:: DATASET CONTENT

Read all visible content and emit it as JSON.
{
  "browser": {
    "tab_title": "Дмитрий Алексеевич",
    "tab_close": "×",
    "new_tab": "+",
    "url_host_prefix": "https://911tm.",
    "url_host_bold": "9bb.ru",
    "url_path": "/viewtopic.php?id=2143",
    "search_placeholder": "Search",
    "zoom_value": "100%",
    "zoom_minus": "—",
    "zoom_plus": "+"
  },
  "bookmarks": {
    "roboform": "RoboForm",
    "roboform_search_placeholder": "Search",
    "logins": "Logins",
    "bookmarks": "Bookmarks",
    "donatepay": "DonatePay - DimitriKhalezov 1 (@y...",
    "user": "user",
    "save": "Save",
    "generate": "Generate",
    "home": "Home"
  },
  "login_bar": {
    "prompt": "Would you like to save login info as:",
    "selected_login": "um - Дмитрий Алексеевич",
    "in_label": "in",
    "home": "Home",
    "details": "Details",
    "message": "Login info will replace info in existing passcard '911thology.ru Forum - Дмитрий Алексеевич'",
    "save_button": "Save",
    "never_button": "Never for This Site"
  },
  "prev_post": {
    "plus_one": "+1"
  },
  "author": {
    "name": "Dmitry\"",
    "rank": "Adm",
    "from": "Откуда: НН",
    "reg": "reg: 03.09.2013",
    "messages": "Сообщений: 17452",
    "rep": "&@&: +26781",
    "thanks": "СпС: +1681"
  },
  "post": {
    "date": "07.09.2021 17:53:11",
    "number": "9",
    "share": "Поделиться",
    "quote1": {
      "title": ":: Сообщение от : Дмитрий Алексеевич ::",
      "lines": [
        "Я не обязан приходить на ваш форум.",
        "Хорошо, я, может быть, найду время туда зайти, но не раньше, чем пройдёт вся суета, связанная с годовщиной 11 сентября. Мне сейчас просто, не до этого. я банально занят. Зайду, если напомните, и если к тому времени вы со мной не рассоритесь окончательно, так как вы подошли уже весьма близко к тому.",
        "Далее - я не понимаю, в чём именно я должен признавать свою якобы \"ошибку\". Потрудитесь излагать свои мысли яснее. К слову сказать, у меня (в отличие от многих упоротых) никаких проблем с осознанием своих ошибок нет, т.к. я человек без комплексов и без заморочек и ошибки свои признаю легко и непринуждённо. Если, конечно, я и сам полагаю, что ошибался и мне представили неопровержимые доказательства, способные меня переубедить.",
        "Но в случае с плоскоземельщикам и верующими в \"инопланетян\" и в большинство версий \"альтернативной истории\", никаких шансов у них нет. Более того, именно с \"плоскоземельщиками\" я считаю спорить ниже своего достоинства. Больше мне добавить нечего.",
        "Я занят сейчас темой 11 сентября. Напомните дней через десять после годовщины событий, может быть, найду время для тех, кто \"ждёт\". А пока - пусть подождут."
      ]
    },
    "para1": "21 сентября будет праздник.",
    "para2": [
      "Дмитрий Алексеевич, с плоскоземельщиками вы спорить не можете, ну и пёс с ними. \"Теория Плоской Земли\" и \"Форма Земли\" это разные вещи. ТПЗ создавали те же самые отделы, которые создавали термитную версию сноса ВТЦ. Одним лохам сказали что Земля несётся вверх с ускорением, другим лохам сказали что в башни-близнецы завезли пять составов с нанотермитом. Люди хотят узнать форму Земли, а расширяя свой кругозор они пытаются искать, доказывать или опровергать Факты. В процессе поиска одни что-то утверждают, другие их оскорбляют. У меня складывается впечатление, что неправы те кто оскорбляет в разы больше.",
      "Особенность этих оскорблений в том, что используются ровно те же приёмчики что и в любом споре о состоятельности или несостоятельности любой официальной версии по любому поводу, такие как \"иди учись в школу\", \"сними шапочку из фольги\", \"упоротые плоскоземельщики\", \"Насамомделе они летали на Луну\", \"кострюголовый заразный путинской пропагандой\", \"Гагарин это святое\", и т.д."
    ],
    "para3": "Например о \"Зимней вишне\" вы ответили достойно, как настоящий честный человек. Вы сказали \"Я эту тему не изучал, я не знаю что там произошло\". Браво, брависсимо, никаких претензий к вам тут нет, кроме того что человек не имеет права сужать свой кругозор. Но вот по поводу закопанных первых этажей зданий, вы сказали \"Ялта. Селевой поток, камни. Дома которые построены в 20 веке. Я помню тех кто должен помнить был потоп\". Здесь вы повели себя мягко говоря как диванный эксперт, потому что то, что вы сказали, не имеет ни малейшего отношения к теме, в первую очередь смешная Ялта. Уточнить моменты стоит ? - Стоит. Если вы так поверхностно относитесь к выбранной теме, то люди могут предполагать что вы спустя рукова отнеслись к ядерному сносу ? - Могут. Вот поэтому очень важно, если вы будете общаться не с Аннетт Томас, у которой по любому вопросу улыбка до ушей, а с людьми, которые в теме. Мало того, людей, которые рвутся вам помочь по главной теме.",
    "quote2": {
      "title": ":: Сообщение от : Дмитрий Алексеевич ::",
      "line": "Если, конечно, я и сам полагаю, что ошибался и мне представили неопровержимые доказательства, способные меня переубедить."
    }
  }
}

::::

Each record above should be returned exactly as it appears.

Read all visible content and emit it as JSON.
{
  "browser": {
    "tab_title": "Дмитрий Алексеевич",
    "tab_close": "×",
    "new_tab": "+",
    "url_host_prefix": "https://911tm.",
    "url_host_bold": "9bb.ru",
    "url_path": "/viewtopic.php?id=2143",
    "search_placeholder": "Search",
    "zoom_value": "100%",
    "zoom_minus": "—",
    "zoom_plus": "+"
  },
  "bookmarks": {
    "roboform": "RoboForm",
    "roboform_search_placeholder": "Search",
    "logins": "Logins",
    "bookmarks": "Bookmarks",
    "donatepay": "DonatePay - DimitriKhalezov 1 (@y...",
    "user": "user",
    "save": "Save",
    "generate": "Generate",
    "home": "Home"
  },
  "login_bar": {
    "prompt": "Would you like to save login info as:",
    "selected_login": "um - Дмитрий Алексеевич",
    "in_label": "in",
    "home": "Home",
    "details": "Details",
    "message": "Login info will replace info in existing passcard '911thology.ru Forum - Дмитрий Алексеевич'",
    "save_button": "Save",
    "never_button": "Never for This Site"
  },
  "prev_post": {
    "plus_one": "+1"
  },
  "author": {
    "name": "Dmitry\"",
    "rank": "Adm",
    "from": "Откуда: НН",
    "reg": "reg: 03.09.2013",
    "messages": "Сообщений: 17452",
    "rep": "&@&: +26781",
    "thanks": "СпС: +1681"
  },
  "post": {
    "date": "07.09.2021 17:53:11",
    "number": "9",
    "share": "Поделиться",
    "quote1": {
      "title": ":: Сообщение от : Дмитрий Алексеевич ::",
      "lines": [
        "Я не обязан приходить на ваш форум.",
        "Хорошо, я, может быть, найду время туда зайти, но не раньше, чем пройдёт вся суета, связанная с годовщиной 11 сентября. Мне сейчас просто, не до этого. я банально занят. Зайду, если напомните, и если к тому времени вы со мной не рассоритесь окончательно, так как вы подошли уже весьма близко к тому.",
        "Далее - я не понимаю, в чём именно я должен признавать свою якобы \"ошибку\". Потрудитесь излагать свои мысли яснее. К слову сказать, у меня (в отличие от многих упоротых) никаких проблем с осознанием своих ошибок нет, т.к. я человек без комплексов и без заморочек и ошибки свои признаю легко и непринуждённо. Если, конечно, я и сам полагаю, что ошибался и мне представили неопровержимые доказательства, способные меня переубедить.",
        "Но в случае с плоскоземельщикам и верующими в \"инопланетян\" и в большинство версий \"альтернативной истории\", никаких шансов у них нет. Более того, именно с \"плоскоземельщиками\" я считаю спорить ниже своего достоинства. Больше мне добавить нечего.",
        "Я занят сейчас темой 11 сентября. Напомните дней через десять после годовщины событий, может быть, найду время для тех, кто \"ждёт\". А пока - пусть подождут."
      ]
    },
    "para1": "21 сентября будет праздник.",
    "para2": [
      "Дмитрий Алексеевич, с плоскоземельщиками вы спорить не можете, ну и пёс с ними. \"Теория Плоской Земли\" и \"Форма Земли\" это разные вещи. ТПЗ создавали те же самые отделы, которые создавали термитную версию сноса ВТЦ. Одним лохам сказали что Земля несётся вверх с ускорением, другим лохам сказали что в башни-близнецы завезли пять составов с нанотермитом. Люди хотят узнать форму Земли, а расширяя свой кругозор они пытаются искать, доказывать или опровергать Факты. В процессе поиска одни что-то утверждают, другие их оскорбляют. У меня складывается впечатление, что неправы те кто оскорбляет в разы больше.",
      "Особенность этих оскорблений в том, что используются ровно те же приёмчики что и в любом споре о состоятельности или несостоятельности любой официальной версии по любому поводу, такие как \"иди учись в школу\", \"сними шапочку из фольги\", \"упоротые плоскоземельщики\", \"Насамомделе они летали на Луну\", \"кострюголовый заразный путинской пропагандой\", \"Гагарин это святое\", и т.д."
    ],
    "para3": "Например о \"Зимней вишне\" вы ответили достойно, как настоящий честный человек. Вы сказали \"Я эту тему не изучал, я не знаю что там произошло\". Браво, брависсимо, никаких претензий к вам тут нет, кроме того что человек не имеет права сужать свой кругозор. Но вот по поводу закопанных первых этажей зданий, вы сказали \"Ялта. Селевой поток, камни. Дома которые построены в 20 веке. Я помню тех кто должен помнить был потоп\". Здесь вы повели себя мягко говоря как диванный эксперт, потому что то, что вы сказали, не имеет ни малейшего отношения к теме, в первую очередь смешная Ялта. Уточнить моменты стоит ? - Стоит. Если вы так поверхностно относитесь к выбранной теме, то люди могут предполагать что вы спустя рукова отнеслись к ядерному сносу ? - Могут. Вот поэтому очень важно, если вы будете общаться не с Аннетт Томас, у которой по любому вопросу улыбка до ушей, а с людьми, которые в теме. Мало того, людей, которые рвутся вам помочь по главной теме.",
    "quote2": {
      "title": ":: Сообщение от : Дмитрий Алексеевич ::",
      "line": "Если, конечно, я и сам полагаю, что ошибался и мне представили неопровержимые доказательства, способные меня переубедить."
    }
  }
}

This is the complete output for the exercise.